▸ Problem to solve: In the copy you make, keep each entry exactly as it is and leave out all images.
-*-*-
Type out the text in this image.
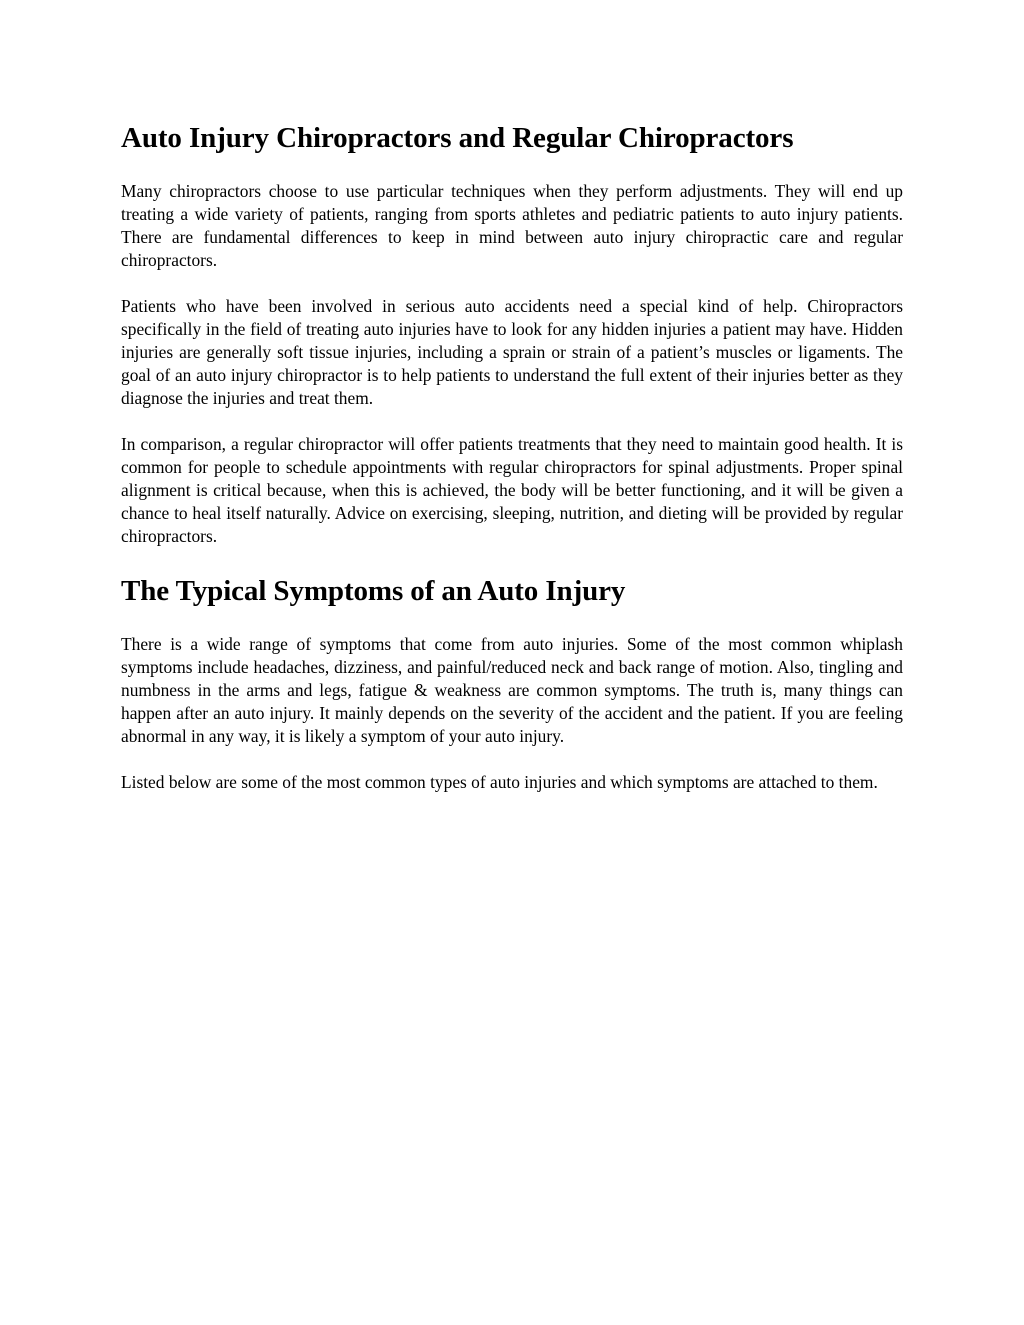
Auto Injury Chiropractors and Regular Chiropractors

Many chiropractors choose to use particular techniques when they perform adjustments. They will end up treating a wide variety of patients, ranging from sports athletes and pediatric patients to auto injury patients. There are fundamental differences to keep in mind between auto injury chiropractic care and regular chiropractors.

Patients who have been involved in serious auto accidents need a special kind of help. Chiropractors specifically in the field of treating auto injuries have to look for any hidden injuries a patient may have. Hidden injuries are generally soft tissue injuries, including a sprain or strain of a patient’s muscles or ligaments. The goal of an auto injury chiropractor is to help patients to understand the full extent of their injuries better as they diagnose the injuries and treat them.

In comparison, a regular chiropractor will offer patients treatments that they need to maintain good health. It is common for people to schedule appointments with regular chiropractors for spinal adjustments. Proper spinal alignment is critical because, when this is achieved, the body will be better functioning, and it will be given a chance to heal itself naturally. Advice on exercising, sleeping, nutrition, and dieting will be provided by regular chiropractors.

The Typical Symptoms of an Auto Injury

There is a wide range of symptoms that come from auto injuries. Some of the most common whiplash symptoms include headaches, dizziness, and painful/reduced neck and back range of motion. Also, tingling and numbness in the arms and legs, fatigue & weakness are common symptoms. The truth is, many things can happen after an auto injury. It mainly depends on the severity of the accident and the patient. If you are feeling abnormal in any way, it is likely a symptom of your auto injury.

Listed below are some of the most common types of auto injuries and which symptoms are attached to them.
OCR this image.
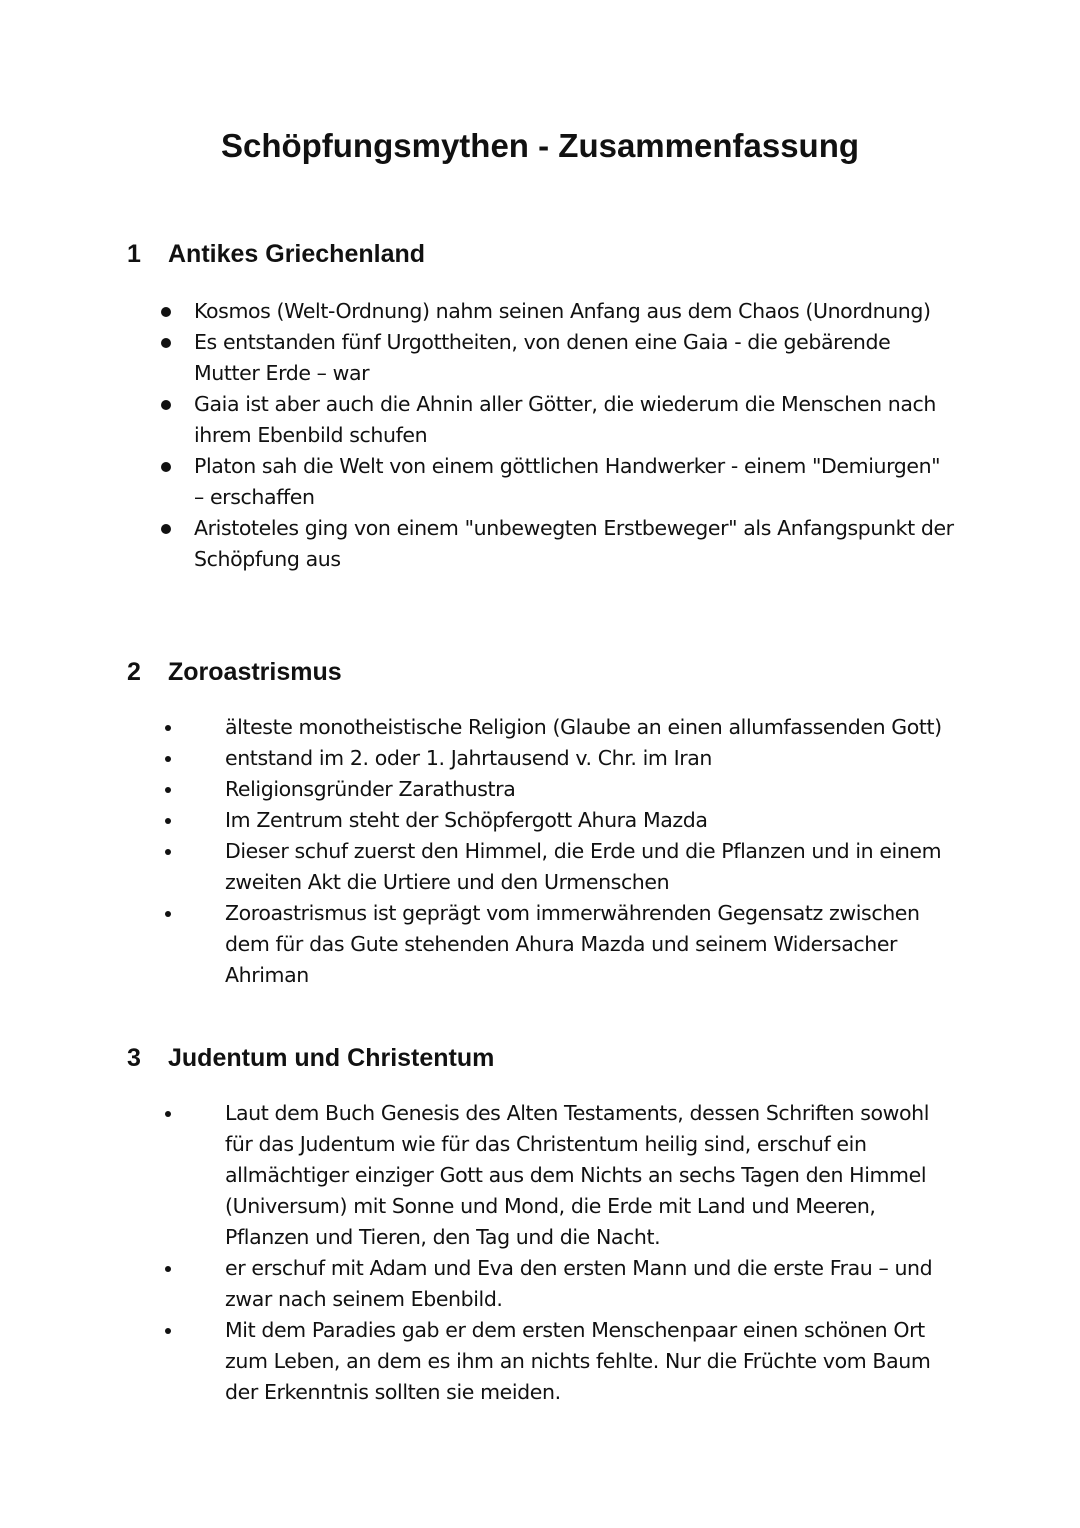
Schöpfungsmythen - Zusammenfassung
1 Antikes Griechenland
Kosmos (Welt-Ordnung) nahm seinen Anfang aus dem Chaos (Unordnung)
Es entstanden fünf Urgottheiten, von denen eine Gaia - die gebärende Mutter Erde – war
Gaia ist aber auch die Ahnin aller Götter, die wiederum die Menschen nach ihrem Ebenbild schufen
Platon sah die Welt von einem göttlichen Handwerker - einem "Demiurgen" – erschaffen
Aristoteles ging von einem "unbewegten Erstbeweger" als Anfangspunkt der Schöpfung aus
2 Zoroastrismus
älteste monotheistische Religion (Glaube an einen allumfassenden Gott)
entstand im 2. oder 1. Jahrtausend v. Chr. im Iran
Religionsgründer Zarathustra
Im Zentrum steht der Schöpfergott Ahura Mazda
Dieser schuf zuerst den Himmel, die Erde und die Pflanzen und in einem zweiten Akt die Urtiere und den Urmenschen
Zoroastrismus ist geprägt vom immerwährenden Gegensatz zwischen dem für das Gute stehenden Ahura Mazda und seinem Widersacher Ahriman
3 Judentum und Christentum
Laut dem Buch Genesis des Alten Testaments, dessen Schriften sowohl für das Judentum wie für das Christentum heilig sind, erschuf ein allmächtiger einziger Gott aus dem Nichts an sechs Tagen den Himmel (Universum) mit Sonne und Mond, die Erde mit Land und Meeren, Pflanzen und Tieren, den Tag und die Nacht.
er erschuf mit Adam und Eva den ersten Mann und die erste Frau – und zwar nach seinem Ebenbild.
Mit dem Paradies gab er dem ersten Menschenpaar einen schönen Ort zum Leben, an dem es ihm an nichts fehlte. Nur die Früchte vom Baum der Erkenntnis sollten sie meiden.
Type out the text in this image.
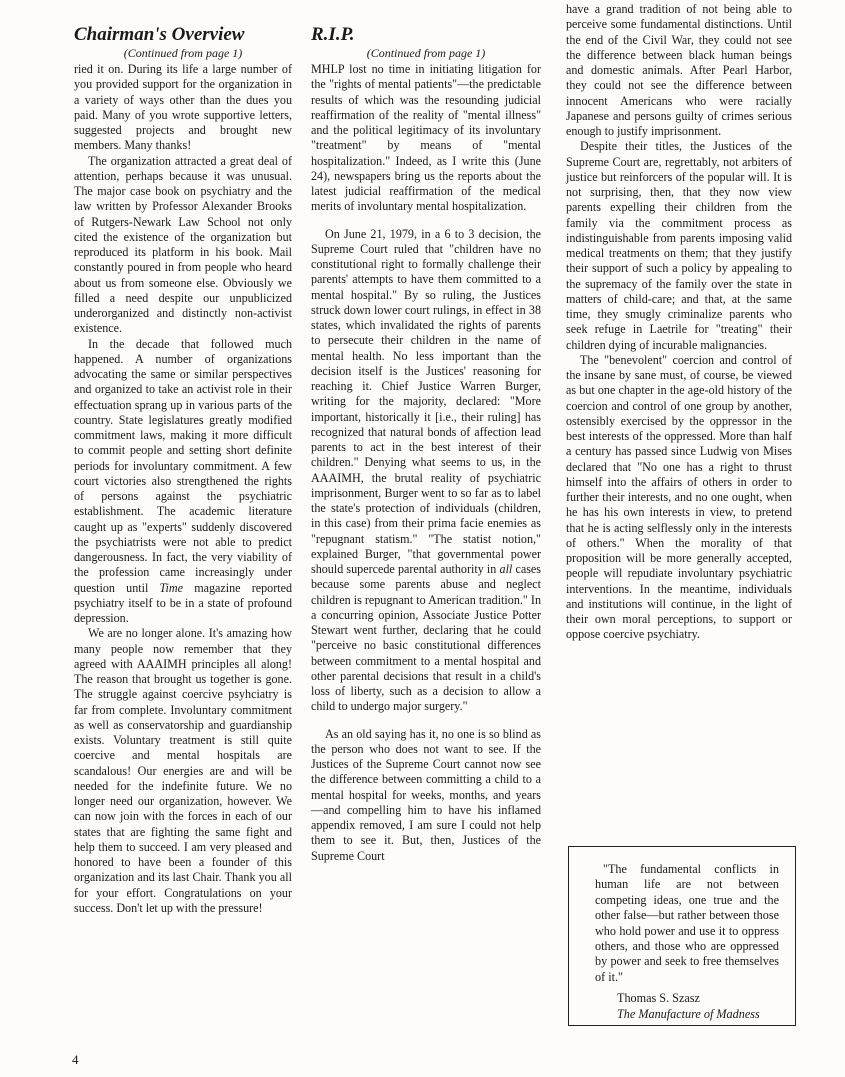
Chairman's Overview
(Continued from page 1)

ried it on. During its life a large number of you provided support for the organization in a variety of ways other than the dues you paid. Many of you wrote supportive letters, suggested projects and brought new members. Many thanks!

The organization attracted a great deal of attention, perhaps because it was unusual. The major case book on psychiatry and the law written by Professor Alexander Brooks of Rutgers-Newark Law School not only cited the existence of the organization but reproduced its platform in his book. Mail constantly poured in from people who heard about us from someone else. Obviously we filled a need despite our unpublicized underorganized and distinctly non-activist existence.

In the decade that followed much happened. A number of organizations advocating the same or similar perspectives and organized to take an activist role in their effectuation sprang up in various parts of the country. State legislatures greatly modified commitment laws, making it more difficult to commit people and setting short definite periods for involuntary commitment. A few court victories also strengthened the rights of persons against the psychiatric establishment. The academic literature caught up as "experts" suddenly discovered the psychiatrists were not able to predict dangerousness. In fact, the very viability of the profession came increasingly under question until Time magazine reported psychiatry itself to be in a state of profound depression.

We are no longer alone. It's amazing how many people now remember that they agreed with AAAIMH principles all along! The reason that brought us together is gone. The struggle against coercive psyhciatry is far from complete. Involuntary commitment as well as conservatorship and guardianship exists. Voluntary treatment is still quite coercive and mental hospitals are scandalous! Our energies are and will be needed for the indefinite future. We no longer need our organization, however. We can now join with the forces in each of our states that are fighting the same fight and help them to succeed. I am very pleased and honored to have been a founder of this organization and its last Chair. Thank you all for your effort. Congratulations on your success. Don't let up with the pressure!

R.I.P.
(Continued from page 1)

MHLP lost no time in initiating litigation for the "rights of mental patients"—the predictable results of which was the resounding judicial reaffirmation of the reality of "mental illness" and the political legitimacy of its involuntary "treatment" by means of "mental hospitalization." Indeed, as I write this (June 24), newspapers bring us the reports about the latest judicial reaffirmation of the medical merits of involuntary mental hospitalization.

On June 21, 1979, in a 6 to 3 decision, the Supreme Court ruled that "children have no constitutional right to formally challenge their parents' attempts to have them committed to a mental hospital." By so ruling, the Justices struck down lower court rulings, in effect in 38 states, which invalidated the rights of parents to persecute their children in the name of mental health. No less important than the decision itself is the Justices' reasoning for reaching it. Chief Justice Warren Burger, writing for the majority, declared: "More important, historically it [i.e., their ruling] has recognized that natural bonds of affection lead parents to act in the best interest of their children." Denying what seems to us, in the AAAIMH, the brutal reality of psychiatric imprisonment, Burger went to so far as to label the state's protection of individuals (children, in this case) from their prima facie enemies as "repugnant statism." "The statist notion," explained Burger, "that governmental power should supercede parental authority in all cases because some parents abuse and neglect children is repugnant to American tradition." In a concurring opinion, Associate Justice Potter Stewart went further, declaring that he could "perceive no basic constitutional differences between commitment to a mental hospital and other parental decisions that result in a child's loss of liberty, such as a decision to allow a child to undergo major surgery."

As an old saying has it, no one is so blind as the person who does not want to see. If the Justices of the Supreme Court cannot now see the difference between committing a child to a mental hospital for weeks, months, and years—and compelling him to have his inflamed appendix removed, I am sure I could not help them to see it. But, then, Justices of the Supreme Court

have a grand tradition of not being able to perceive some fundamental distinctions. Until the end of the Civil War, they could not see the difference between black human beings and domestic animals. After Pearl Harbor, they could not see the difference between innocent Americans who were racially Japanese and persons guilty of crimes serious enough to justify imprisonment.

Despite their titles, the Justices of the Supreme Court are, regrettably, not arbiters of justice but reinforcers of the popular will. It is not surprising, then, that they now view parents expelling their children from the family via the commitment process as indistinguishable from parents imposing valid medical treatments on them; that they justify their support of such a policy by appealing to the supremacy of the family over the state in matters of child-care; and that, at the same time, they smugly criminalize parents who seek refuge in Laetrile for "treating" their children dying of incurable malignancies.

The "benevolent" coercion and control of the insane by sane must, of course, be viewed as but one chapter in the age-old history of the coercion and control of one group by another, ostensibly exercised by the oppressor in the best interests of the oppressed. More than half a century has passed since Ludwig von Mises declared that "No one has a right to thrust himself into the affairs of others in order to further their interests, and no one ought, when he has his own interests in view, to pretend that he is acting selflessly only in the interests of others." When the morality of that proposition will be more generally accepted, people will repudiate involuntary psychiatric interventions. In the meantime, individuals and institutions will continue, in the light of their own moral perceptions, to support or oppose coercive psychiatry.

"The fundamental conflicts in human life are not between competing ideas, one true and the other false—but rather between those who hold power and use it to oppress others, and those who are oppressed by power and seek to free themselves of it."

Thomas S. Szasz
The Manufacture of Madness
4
-*-*-
▸ Answer to the problem:
Type out the text in this image.
Auto Injury Chiropractors and Regular Chiropractors

Many chiropractors choose to use particular techniques when they perform adjustments. They will end up treating a wide variety of patients, ranging from sports athletes and pediatric patients to auto injury patients. There are fundamental differences to keep in mind between auto injury chiropractic care and regular chiropractors.

Patients who have been involved in serious auto accidents need a special kind of help. Chiropractors specifically in the field of treating auto injuries have to look for any hidden injuries a patient may have. Hidden injuries are generally soft tissue injuries, including a sprain or strain of a patient’s muscles or ligaments. The goal of an auto injury chiropractor is to help patients to understand the full extent of their injuries better as they diagnose the injuries and treat them.

In comparison, a regular chiropractor will offer patients treatments that they need to maintain good health. It is common for people to schedule appointments with regular chiropractors for spinal adjustments. Proper spinal alignment is critical because, when this is achieved, the body will be better functioning, and it will be given a chance to heal itself naturally. Advice on exercising, sleeping, nutrition, and dieting will be provided by regular chiropractors.

The Typical Symptoms of an Auto Injury

There is a wide range of symptoms that come from auto injuries. Some of the most common whiplash symptoms include headaches, dizziness, and painful/reduced neck and back range of motion. Also, tingling and numbness in the arms and legs, fatigue & weakness are common symptoms. The truth is, many things can happen after an auto injury. It mainly depends on the severity of the accident and the patient. If you are feeling abnormal in any way, it is likely a symptom of your auto injury.

Listed below are some of the most common types of auto injuries and which symptoms are attached to them.
OCR this image.
Schöpfungsmythen - Zusammenfassung
1 Antikes Griechenland
Kosmos (Welt-Ordnung) nahm seinen Anfang aus dem Chaos (Unordnung)
Es entstanden fünf Urgottheiten, von denen eine Gaia - die gebärende Mutter Erde – war
Gaia ist aber auch die Ahnin aller Götter, die wiederum die Menschen nach ihrem Ebenbild schufen
Platon sah die Welt von einem göttlichen Handwerker - einem "Demiurgen" – erschaffen
Aristoteles ging von einem "unbewegten Erstbeweger" als Anfangspunkt der Schöpfung aus
2 Zoroastrismus
älteste monotheistische Religion (Glaube an einen allumfassenden Gott)
entstand im 2. oder 1. Jahrtausend v. Chr. im Iran
Religionsgründer Zarathustra
Im Zentrum steht der Schöpfergott Ahura Mazda
Dieser schuf zuerst den Himmel, die Erde und die Pflanzen und in einem zweiten Akt die Urtiere und den Urmenschen
Zoroastrismus ist geprägt vom immerwährenden Gegensatz zwischen dem für das Gute stehenden Ahura Mazda und seinem Widersacher Ahriman
3 Judentum und Christentum
Laut dem Buch Genesis des Alten Testaments, dessen Schriften sowohl für das Judentum wie für das Christentum heilig sind, erschuf ein allmächtiger einziger Gott aus dem Nichts an sechs Tagen den Himmel (Universum) mit Sonne und Mond, die Erde mit Land und Meeren, Pflanzen und Tieren, den Tag und die Nacht.
er erschuf mit Adam und Eva den ersten Mann und die erste Frau – und zwar nach seinem Ebenbild.
Mit dem Paradies gab er dem ersten Menschenpaar einen schönen Ort zum Leben, an dem es ihm an nichts fehlte. Nur die Früchte vom Baum der Erkenntnis sollten sie meiden.
Type out the text in this image.
Chairman's Overview
(Continued from page 1)

ried it on. During its life a large number of you provided support for the organization in a variety of ways other than the dues you paid. Many of you wrote supportive letters, suggested projects and brought new members. Many thanks!

The organization attracted a great deal of attention, perhaps because it was unusual. The major case book on psychiatry and the law written by Professor Alexander Brooks of Rutgers-Newark Law School not only cited the existence of the organization but reproduced its platform in his book. Mail constantly poured in from people who heard about us from someone else. Obviously we filled a need despite our unpublicized underorganized and distinctly non-activist existence.

In the decade that followed much happened. A number of organizations advocating the same or similar perspectives and organized to take an activist role in their effectuation sprang up in various parts of the country. State legislatures greatly modified commitment laws, making it more difficult to commit people and setting short definite periods for involuntary commitment. A few court victories also strengthened the rights of persons against the psychiatric establishment. The academic literature caught up as "experts" suddenly discovered the psychiatrists were not able to predict dangerousness. In fact, the very viability of the profession came increasingly under question until Time magazine reported psychiatry itself to be in a state of profound depression.

We are no longer alone. It's amazing how many people now remember that they agreed with AAAIMH principles all along! The reason that brought us together is gone. The struggle against coercive psyhciatry is far from complete. Involuntary commitment as well as conservatorship and guardianship exists. Voluntary treatment is still quite coercive and mental hospitals are scandalous! Our energies are and will be needed for the indefinite future. We no longer need our organization, however. We can now join with the forces in each of our states that are fighting the same fight and help them to succeed. I am very pleased and honored to have been a founder of this organization and its last Chair. Thank you all for your effort. Congratulations on your success. Don't let up with the pressure!

R.I.P.
(Continued from page 1)

MHLP lost no time in initiating litigation for the "rights of mental patients"—the predictable results of which was the resounding judicial reaffirmation of the reality of "mental illness" and the political legitimacy of its involuntary "treatment" by means of "mental hospitalization." Indeed, as I write this (June 24), newspapers bring us the reports about the latest judicial reaffirmation of the medical merits of involuntary mental hospitalization.

On June 21, 1979, in a 6 to 3 decision, the Supreme Court ruled that "children have no constitutional right to formally challenge their parents' attempts to have them committed to a mental hospital." By so ruling, the Justices struck down lower court rulings, in effect in 38 states, which invalidated the rights of parents to persecute their children in the name of mental health. No less important than the decision itself is the Justices' reasoning for reaching it. Chief Justice Warren Burger, writing for the majority, declared: "More important, historically it [i.e., their ruling] has recognized that natural bonds of affection lead parents to act in the best interest of their children." Denying what seems to us, in the AAAIMH, the brutal reality of psychiatric imprisonment, Burger went to so far as to label the state's protection of individuals (children, in this case) from their prima facie enemies as "repugnant statism." "The statist notion," explained Burger, "that governmental power should supercede parental authority in all cases because some parents abuse and neglect children is repugnant to American tradition." In a concurring opinion, Associate Justice Potter Stewart went further, declaring that he could "perceive no basic constitutional differences between commitment to a mental hospital and other parental decisions that result in a child's loss of liberty, such as a decision to allow a child to undergo major surgery."

As an old saying has it, no one is so blind as the person who does not want to see. If the Justices of the Supreme Court cannot now see the difference between committing a child to a mental hospital for weeks, months, and years—and compelling him to have his inflamed appendix removed, I am sure I could not help them to see it. But, then, Justices of the Supreme Court

have a grand tradition of not being able to perceive some fundamental distinctions. Until the end of the Civil War, they could not see the difference between black human beings and domestic animals. After Pearl Harbor, they could not see the difference between innocent Americans who were racially Japanese and persons guilty of crimes serious enough to justify imprisonment.

Despite their titles, the Justices of the Supreme Court are, regrettably, not arbiters of justice but reinforcers of the popular will. It is not surprising, then, that they now view parents expelling their children from the family via the commitment process as indistinguishable from parents imposing valid medical treatments on them; that they justify their support of such a policy by appealing to the supremacy of the family over the state in matters of child-care; and that, at the same time, they smugly criminalize parents who seek refuge in Laetrile for "treating" their children dying of incurable malignancies.

The "benevolent" coercion and control of the insane by sane must, of course, be viewed as but one chapter in the age-old history of the coercion and control of one group by another, ostensibly exercised by the oppressor in the best interests of the oppressed. More than half a century has passed since Ludwig von Mises declared that "No one has a right to thrust himself into the affairs of others in order to further their interests, and no one ought, when he has his own interests in view, to pretend that he is acting selflessly only in the interests of others." When the morality of that proposition will be more generally accepted, people will repudiate involuntary psychiatric interventions. In the meantime, individuals and institutions will continue, in the light of their own moral perceptions, to support or oppose coercive psychiatry.

"The fundamental conflicts in human life are not between competing ideas, one true and the other false—but rather between those who hold power and use it to oppress others, and those who are oppressed by power and seek to free themselves of it."

Thomas S. Szasz
The Manufacture of Madness
4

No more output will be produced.